:: Records supplied
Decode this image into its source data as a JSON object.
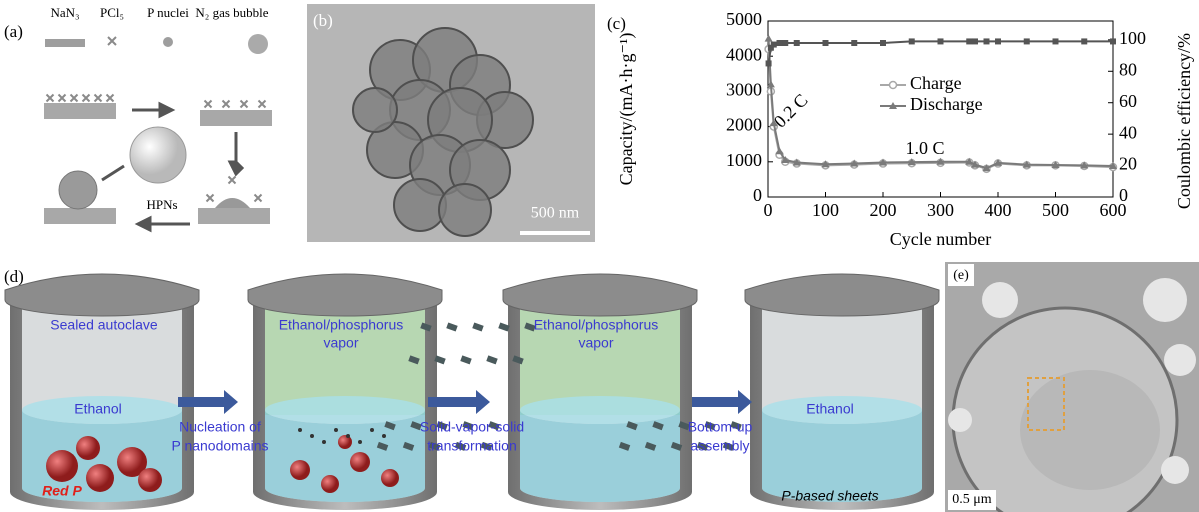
{
  "panels": {
    "a": {
      "label": "(a)",
      "legend": [
        "NaN₃",
        "PCl₅",
        "P nuclei",
        "N₂ gas bubble"
      ],
      "product": "HPNs"
    },
    "b": {
      "label": "(b)",
      "scale_bar": "500 nm"
    },
    "c": {
      "label": "(c)"
    },
    "d": {
      "label": "(d)",
      "autoclave": "Sealed autoclave",
      "liquid": "Ethanol",
      "red_p": "Red P",
      "vapor": [
        [
          "Ethanol/phosphorus",
          "vapor"
        ],
        [
          "Ethanol/phosphorus",
          "vapor"
        ]
      ],
      "steps": [
        [
          "Nucleation of",
          "P nanodomains"
        ],
        [
          "Solid-vapor-solid",
          "transformation"
        ],
        [
          "Bottom-up",
          "assembly"
        ]
      ],
      "liquid_final": "Ethanol",
      "product": "P-based sheets"
    },
    "e": {
      "label": "(e)",
      "scale_bar": "0.5 μm"
    }
  },
  "chart_data": {
    "type": "line",
    "xlabel": "Cycle number",
    "ylabel": "Capacity/(mA·h·g⁻¹)",
    "y2label": "Coulombic efficiency/%",
    "annotations": [
      "0.2 C",
      "1.0 C"
    ],
    "x": [
      1,
      5,
      10,
      20,
      30,
      50,
      100,
      150,
      200,
      250,
      300,
      350,
      360,
      380,
      400,
      450,
      500,
      550,
      600
    ],
    "series": [
      {
        "name": "Charge",
        "color": "#a8a8a8",
        "marker": "circle",
        "values": [
          4200,
          3000,
          2000,
          1200,
          1000,
          950,
          900,
          920,
          950,
          960,
          970,
          980,
          900,
          800,
          950,
          900,
          900,
          880,
          850
        ]
      },
      {
        "name": "Discharge",
        "color": "#7a7a7a",
        "marker": "triangle",
        "values": [
          4500,
          3200,
          2100,
          1300,
          1050,
          980,
          930,
          950,
          980,
          990,
          1000,
          1000,
          920,
          820,
          970,
          920,
          910,
          900,
          880
        ]
      },
      {
        "color": "#555555",
        "marker": "square",
        "axis": "y2",
        "values": [
          85,
          95,
          97,
          98,
          98,
          98,
          98,
          98,
          98,
          99,
          99,
          99,
          99,
          99,
          99,
          99,
          99,
          99,
          99
        ]
      }
    ],
    "xlim": [
      0,
      600
    ],
    "xticks": [
      0,
      100,
      200,
      300,
      400,
      500,
      600
    ],
    "ylim": [
      0,
      5000
    ],
    "yticks": [
      0,
      1000,
      2000,
      3000,
      4000,
      5000
    ],
    "y2lim": [
      0,
      112
    ],
    "y2ticks": [
      0,
      20,
      40,
      60,
      80,
      100
    ]
  }
}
::::
▶ _Exercise aim_: Collect the lines that hold "Ethanol".

▶ _Exercise result_:
      "liquid": "Ethanol",
          "Ethanol/phosphorus",
          "Ethanol/phosphorus",
      "liquid_final": "Ethanol",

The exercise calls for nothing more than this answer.